[Data items]
*****
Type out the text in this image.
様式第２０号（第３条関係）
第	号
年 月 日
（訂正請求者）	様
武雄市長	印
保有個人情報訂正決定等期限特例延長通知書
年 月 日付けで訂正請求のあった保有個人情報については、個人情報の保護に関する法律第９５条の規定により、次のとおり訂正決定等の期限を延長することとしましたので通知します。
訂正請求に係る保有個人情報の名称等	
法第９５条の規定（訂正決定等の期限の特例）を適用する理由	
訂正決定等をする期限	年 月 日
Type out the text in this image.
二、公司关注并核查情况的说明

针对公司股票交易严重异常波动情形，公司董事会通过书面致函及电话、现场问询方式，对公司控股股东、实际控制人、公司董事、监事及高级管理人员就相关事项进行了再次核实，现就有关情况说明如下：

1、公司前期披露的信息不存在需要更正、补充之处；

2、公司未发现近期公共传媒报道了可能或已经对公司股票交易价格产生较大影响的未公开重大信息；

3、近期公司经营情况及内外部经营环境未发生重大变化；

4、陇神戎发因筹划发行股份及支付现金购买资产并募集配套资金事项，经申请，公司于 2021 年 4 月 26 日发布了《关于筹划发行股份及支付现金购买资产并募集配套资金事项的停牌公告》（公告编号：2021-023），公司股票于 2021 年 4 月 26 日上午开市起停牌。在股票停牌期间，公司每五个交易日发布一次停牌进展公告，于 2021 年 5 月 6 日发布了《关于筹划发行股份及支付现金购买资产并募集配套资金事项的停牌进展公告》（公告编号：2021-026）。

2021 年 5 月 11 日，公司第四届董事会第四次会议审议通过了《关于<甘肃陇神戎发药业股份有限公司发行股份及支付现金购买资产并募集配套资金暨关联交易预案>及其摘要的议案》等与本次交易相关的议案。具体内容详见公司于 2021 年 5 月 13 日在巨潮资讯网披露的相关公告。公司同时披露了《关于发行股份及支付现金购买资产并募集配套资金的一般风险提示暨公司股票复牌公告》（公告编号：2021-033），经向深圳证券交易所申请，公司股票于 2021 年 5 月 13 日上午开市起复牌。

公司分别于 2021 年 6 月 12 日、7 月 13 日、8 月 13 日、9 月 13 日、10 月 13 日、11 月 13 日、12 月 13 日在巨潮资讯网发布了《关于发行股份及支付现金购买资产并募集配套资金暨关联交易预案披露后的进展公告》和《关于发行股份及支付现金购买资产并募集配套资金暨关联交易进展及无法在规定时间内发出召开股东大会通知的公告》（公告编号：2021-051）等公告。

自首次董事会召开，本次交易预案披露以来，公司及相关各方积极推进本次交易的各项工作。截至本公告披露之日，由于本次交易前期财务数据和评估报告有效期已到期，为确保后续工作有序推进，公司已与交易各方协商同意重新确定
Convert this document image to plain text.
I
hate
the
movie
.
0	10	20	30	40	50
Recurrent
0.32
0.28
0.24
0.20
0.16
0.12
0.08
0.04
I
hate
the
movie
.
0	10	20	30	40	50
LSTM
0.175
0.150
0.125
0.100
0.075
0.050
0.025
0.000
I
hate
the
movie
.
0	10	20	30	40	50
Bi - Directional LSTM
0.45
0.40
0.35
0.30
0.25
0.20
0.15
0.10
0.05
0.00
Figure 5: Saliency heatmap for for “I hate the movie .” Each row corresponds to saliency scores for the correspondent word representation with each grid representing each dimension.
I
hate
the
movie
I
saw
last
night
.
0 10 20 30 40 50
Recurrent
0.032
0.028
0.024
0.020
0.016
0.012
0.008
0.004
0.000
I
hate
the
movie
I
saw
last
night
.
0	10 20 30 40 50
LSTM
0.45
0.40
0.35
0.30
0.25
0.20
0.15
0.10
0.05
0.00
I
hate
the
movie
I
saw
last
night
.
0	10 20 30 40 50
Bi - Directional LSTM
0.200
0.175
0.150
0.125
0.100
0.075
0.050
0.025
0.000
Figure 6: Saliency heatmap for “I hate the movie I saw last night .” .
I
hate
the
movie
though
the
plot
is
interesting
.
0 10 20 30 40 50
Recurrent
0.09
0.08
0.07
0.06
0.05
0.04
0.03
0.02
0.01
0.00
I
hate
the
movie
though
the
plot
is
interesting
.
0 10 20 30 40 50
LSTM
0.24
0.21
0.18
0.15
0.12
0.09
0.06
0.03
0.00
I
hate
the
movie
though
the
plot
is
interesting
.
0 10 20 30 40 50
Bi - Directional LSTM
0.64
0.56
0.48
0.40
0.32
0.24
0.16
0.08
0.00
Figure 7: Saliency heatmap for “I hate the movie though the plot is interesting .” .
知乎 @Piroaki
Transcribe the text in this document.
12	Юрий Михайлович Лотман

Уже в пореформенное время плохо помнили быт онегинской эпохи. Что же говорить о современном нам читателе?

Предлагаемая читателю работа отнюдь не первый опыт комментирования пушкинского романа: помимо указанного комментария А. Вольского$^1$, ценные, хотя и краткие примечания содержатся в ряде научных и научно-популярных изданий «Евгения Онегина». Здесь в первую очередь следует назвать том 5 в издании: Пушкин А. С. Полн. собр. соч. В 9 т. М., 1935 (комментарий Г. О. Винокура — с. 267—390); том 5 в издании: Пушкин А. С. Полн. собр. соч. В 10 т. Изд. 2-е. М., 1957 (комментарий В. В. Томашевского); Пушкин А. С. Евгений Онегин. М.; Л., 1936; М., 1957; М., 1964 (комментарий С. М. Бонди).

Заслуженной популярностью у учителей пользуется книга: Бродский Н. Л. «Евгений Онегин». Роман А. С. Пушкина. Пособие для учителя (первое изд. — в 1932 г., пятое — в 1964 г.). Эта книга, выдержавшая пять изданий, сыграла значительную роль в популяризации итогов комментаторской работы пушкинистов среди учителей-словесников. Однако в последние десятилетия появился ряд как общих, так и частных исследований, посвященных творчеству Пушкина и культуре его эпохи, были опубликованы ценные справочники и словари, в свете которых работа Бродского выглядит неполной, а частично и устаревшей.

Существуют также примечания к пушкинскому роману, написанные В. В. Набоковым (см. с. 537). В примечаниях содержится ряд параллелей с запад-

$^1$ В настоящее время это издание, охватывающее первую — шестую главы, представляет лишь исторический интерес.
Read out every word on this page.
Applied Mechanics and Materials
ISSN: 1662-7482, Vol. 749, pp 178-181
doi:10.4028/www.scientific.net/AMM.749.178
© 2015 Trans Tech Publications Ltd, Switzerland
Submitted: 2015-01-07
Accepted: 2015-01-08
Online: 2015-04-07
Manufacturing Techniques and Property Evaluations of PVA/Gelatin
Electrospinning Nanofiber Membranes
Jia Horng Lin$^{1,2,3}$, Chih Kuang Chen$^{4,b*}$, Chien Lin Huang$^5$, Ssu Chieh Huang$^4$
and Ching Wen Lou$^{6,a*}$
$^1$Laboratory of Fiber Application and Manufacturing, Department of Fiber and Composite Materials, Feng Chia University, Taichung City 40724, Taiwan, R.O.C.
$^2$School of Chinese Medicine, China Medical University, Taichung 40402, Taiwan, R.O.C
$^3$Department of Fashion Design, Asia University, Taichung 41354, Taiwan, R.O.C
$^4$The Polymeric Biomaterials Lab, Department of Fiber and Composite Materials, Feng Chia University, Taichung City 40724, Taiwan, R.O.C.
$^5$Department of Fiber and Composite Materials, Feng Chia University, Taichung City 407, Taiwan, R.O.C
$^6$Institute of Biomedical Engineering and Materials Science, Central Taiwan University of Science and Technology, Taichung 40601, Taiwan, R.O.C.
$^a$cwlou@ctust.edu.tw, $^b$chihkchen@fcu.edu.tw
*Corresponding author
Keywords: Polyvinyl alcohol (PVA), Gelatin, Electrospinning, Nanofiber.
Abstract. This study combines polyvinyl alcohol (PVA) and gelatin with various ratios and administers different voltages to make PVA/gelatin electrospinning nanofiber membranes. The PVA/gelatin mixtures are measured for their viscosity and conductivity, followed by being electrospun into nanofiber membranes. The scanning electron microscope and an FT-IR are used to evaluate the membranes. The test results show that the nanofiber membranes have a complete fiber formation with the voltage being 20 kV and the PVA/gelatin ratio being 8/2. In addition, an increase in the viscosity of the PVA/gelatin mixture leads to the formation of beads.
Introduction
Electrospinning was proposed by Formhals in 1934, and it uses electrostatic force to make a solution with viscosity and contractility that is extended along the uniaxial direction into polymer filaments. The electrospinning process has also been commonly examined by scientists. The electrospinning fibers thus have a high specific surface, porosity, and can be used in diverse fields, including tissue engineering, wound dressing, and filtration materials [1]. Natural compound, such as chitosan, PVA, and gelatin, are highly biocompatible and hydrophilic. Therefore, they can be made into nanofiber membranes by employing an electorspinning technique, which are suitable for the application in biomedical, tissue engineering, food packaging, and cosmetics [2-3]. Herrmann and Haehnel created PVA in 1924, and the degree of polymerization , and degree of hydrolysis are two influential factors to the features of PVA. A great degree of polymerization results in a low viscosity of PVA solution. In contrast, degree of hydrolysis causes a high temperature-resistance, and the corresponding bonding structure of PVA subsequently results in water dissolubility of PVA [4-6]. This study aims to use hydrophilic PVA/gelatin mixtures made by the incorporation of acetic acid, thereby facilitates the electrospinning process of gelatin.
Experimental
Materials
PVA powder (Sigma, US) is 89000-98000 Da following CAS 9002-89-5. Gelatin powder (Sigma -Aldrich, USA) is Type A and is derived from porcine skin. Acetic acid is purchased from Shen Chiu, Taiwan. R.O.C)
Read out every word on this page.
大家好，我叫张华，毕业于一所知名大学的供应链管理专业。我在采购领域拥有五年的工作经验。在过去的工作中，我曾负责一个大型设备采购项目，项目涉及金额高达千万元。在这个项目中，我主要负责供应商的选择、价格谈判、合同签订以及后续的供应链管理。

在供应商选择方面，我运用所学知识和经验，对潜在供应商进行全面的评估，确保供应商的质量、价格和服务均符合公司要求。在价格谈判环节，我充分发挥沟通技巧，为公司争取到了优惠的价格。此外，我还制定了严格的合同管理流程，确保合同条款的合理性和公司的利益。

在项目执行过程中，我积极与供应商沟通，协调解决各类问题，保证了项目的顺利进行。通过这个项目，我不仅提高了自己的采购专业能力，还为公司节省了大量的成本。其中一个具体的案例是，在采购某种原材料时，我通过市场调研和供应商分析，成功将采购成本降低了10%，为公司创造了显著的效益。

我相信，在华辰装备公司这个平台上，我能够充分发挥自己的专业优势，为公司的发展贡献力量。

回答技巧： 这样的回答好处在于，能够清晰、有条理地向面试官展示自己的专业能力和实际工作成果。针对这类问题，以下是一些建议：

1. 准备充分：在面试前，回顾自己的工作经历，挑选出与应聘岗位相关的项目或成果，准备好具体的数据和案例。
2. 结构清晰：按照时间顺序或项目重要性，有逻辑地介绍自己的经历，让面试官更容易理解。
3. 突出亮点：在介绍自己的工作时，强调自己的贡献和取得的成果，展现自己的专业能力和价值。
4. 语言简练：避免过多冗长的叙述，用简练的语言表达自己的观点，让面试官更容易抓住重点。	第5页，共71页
*****
WRITTEN INSTRUCTION: Identify the lines in the records above that contain the word "heatmap", then state how many there are and nothing more.

WRITTEN SOLUTION: 3